• [Information]
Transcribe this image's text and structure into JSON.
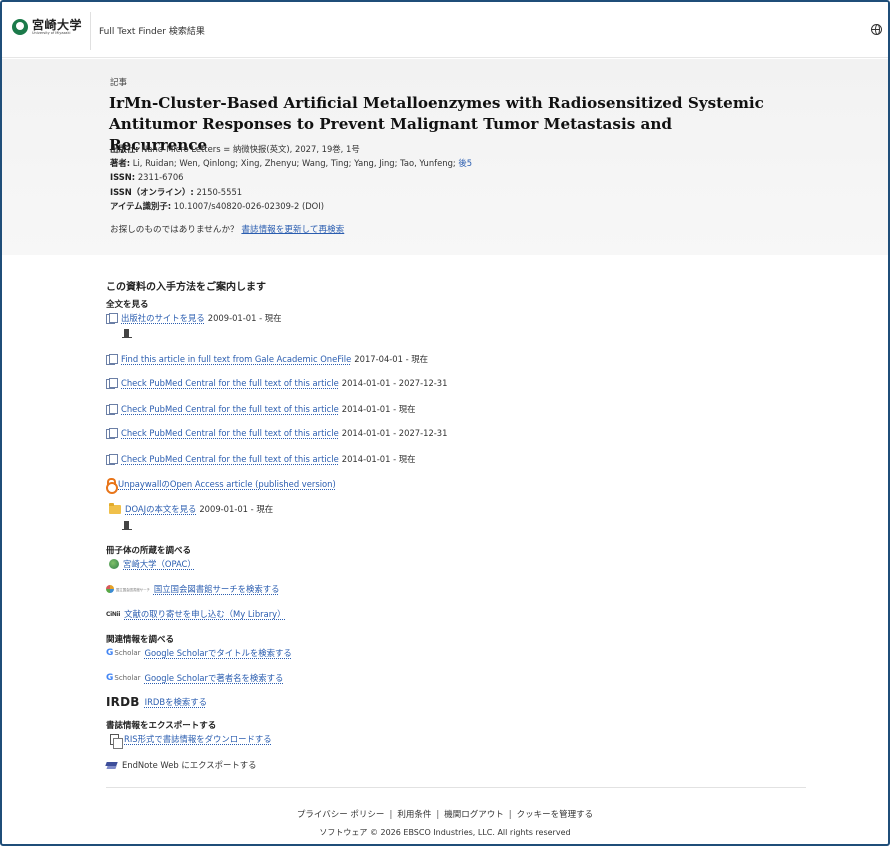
{
  "header": {
    "logo_jp": "宮崎大学",
    "logo_en": "University of Miyazaki",
    "app_title": "Full Text Finder 検索結果"
  },
  "record": {
    "kind": "記事",
    "title": "IrMn-Cluster-Based Artificial Metalloenzymes with Radiosensitized Systemic Antitumor Responses to Prevent Malignant Tumor Metastasis and Recurrence",
    "publisher_label": "出版社:",
    "publisher_value": " Nano-Micro Letters = 纳微快报(英文), 2027, 19巻, 1号",
    "authors_label": "著者:",
    "authors_value": " Li, Ruidan; Wen, Qinlong; Xing, Zhenyu; Wang, Ting; Yang, Jing; Tao, Yunfeng;",
    "authors_more": " 後5",
    "issn_label": "ISSN:",
    "issn_value": " 2311-6706",
    "eissn_label": "ISSN（オンライン）:",
    "eissn_value": " 2150-5551",
    "item_id_label": "アイテム識別子:",
    "item_id_value": " 10.1007/s40820-026-02309-2 (DOI)",
    "not_found_text": "お探しのものではありませんか？",
    "not_found_link": "書誌情報を更新して再検索"
  },
  "access": {
    "heading": "この資料の入手方法をご案内します",
    "fulltext_heading": "全文を見る",
    "fulltext": [
      {
        "label": "出版社のサイトを見る",
        "date": "2009-01-01 - 現在"
      },
      {
        "label": "Find this article in full text from Gale Academic OneFile",
        "date": "2017-04-01 - 現在"
      },
      {
        "label": "Check PubMed Central for the full text of this article",
        "date": "2014-01-01 - 2027-12-31"
      },
      {
        "label": "Check PubMed Central for the full text of this article",
        "date": "2014-01-01 - 現在"
      },
      {
        "label": "Check PubMed Central for the full text of this article",
        "date": "2014-01-01 - 2027-12-31"
      },
      {
        "label": "Check PubMed Central for the full text of this article",
        "date": "2014-01-01 - 現在"
      },
      {
        "label": "UnpaywallのOpen Access article (published version)",
        "date": ""
      },
      {
        "label": "DOAJの本文を見る",
        "date": "2009-01-01 - 現在"
      }
    ],
    "holdings_heading": "冊子体の所蔵を調べる",
    "holdings": [
      {
        "label": "宮崎大学（OPAC）"
      },
      {
        "label": "国立国会図書館サーチを検索する",
        "icon_text": "国立国会図書館サーチ"
      },
      {
        "label": "文献の取り寄せを申し込む（My Library）",
        "icon_text": "CiNii"
      }
    ],
    "related_heading": "関連情報を調べる",
    "related": [
      {
        "label": "Google Scholarでタイトルを検索する",
        "icon_g": "G",
        "icon_s": "Scholar"
      },
      {
        "label": "Google Scholarで著者名を検索する",
        "icon_g": "G",
        "icon_s": "Scholar"
      },
      {
        "label": "IRDBを検索する",
        "icon_text": "IRDB"
      }
    ],
    "export_heading": "書誌情報をエクスポートする",
    "export": [
      {
        "label": "RIS形式で書誌情報をダウンロードする"
      },
      {
        "label": "EndNote Web にエクスポートする"
      }
    ]
  },
  "footer": {
    "links": [
      "プライバシー ポリシー",
      "利用条件",
      "機関ログアウト",
      "クッキーを管理する"
    ],
    "copyright": "ソフトウェア © 2026 EBSCO Industries, LLC. All rights reserved"
  }
}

• [Exercise description]
Where a record above holds a picture, drop the picture and print the rest exactly.

• [Output of the exercise]
Transcribe this image's text and structure into JSON.
{
  "header": {
    "logo_jp": "宮崎大学",
    "logo_en": "University of Miyazaki",
    "app_title": "Full Text Finder 検索結果"
  },
  "record": {
    "kind": "記事",
    "title": "IrMn-Cluster-Based Artificial Metalloenzymes with Radiosensitized Systemic Antitumor Responses to Prevent Malignant Tumor Metastasis and Recurrence",
    "publisher_label": "出版社:",
    "publisher_value": " Nano-Micro Letters = 纳微快报(英文), 2027, 19巻, 1号",
    "authors_label": "著者:",
    "authors_value": " Li, Ruidan; Wen, Qinlong; Xing, Zhenyu; Wang, Ting; Yang, Jing; Tao, Yunfeng;",
    "authors_more": " 後5",
    "issn_label": "ISSN:",
    "issn_value": " 2311-6706",
    "eissn_label": "ISSN（オンライン）:",
    "eissn_value": " 2150-5551",
    "item_id_label": "アイテム識別子:",
    "item_id_value": " 10.1007/s40820-026-02309-2 (DOI)",
    "not_found_text": "お探しのものではありませんか？",
    "not_found_link": "書誌情報を更新して再検索"
  },
  "access": {
    "heading": "この資料の入手方法をご案内します",
    "fulltext_heading": "全文を見る",
    "fulltext": [
      {
        "label": "出版社のサイトを見る",
        "date": "2009-01-01 - 現在"
      },
      {
        "label": "Find this article in full text from Gale Academic OneFile",
        "date": "2017-04-01 - 現在"
      },
      {
        "label": "Check PubMed Central for the full text of this article",
        "date": "2014-01-01 - 2027-12-31"
      },
      {
        "label": "Check PubMed Central for the full text of this article",
        "date": "2014-01-01 - 現在"
      },
      {
        "label": "Check PubMed Central for the full text of this article",
        "date": "2014-01-01 - 2027-12-31"
      },
      {
        "label": "Check PubMed Central for the full text of this article",
        "date": "2014-01-01 - 現在"
      },
      {
        "label": "UnpaywallのOpen Access article (published version)",
        "date": ""
      },
      {
        "label": "DOAJの本文を見る",
        "date": "2009-01-01 - 現在"
      }
    ],
    "holdings_heading": "冊子体の所蔵を調べる",
    "holdings": [
      {
        "label": "宮崎大学（OPAC）"
      },
      {
        "label": "国立国会図書館サーチを検索する",
        "icon_text": "国立国会図書館サーチ"
      },
      {
        "label": "文献の取り寄せを申し込む（My Library）",
        "icon_text": "CiNii"
      }
    ],
    "related_heading": "関連情報を調べる",
    "related": [
      {
        "label": "Google Scholarでタイトルを検索する",
        "icon_g": "G",
        "icon_s": "Scholar"
      },
      {
        "label": "Google Scholarで著者名を検索する",
        "icon_g": "G",
        "icon_s": "Scholar"
      },
      {
        "label": "IRDBを検索する",
        "icon_text": "IRDB"
      }
    ],
    "export_heading": "書誌情報をエクスポートする",
    "export": [
      {
        "label": "RIS形式で書誌情報をダウンロードする"
      },
      {
        "label": "EndNote Web にエクスポートする"
      }
    ]
  },
  "footer": {
    "links": [
      "プライバシー ポリシー",
      "利用条件",
      "機関ログアウト",
      "クッキーを管理する"
    ],
    "copyright": "ソフトウェア © 2026 EBSCO Industries, LLC. All rights reserved"
  }
}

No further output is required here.